The problem: Write out every single entry exactly.

Dataset items
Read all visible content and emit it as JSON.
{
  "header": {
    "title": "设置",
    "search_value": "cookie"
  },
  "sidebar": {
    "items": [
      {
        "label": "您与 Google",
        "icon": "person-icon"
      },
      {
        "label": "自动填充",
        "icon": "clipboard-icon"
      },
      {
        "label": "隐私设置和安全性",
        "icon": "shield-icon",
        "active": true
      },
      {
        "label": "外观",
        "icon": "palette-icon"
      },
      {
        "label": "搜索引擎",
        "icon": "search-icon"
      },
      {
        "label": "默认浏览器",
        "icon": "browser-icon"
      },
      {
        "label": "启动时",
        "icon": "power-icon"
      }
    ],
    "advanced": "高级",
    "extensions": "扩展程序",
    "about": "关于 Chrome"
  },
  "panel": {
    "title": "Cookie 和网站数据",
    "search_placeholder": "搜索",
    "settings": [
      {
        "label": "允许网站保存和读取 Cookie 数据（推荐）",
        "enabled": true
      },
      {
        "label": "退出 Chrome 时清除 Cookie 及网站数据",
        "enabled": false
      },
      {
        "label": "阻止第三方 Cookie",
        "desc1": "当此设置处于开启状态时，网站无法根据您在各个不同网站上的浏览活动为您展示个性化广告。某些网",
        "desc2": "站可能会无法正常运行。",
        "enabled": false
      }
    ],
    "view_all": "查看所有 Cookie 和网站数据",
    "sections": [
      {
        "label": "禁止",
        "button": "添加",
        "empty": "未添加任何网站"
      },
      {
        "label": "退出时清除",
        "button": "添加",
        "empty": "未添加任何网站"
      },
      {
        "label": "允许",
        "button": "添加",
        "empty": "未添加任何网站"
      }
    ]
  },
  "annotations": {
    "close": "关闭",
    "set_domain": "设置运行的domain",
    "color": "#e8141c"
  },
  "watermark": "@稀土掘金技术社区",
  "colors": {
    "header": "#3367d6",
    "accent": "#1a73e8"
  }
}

Response to this exercise:
Read all visible content and emit it as JSON.
{
  "header": {
    "title": "设置",
    "search_value": "cookie"
  },
  "sidebar": {
    "items": [
      {
        "label": "您与 Google",
        "icon": "person-icon"
      },
      {
        "label": "自动填充",
        "icon": "clipboard-icon"
      },
      {
        "label": "隐私设置和安全性",
        "icon": "shield-icon",
        "active": true
      },
      {
        "label": "外观",
        "icon": "palette-icon"
      },
      {
        "label": "搜索引擎",
        "icon": "search-icon"
      },
      {
        "label": "默认浏览器",
        "icon": "browser-icon"
      },
      {
        "label": "启动时",
        "icon": "power-icon"
      }
    ],
    "advanced": "高级",
    "extensions": "扩展程序",
    "about": "关于 Chrome"
  },
  "panel": {
    "title": "Cookie 和网站数据",
    "search_placeholder": "搜索",
    "settings": [
      {
        "label": "允许网站保存和读取 Cookie 数据（推荐）",
        "enabled": true
      },
      {
        "label": "退出 Chrome 时清除 Cookie 及网站数据",
        "enabled": false
      },
      {
        "label": "阻止第三方 Cookie",
        "desc1": "当此设置处于开启状态时，网站无法根据您在各个不同网站上的浏览活动为您展示个性化广告。某些网",
        "desc2": "站可能会无法正常运行。",
        "enabled": false
      }
    ],
    "view_all": "查看所有 Cookie 和网站数据",
    "sections": [
      {
        "label": "禁止",
        "button": "添加",
        "empty": "未添加任何网站"
      },
      {
        "label": "退出时清除",
        "button": "添加",
        "empty": "未添加任何网站"
      },
      {
        "label": "允许",
        "button": "添加",
        "empty": "未添加任何网站"
      }
    ]
  },
  "annotations": {
    "close": "关闭",
    "set_domain": "设置运行的domain",
    "color": "#e8141c"
  },
  "watermark": "@稀土掘金技术社区",
  "colors": {
    "header": "#3367d6",
    "accent": "#1a73e8"
  }
}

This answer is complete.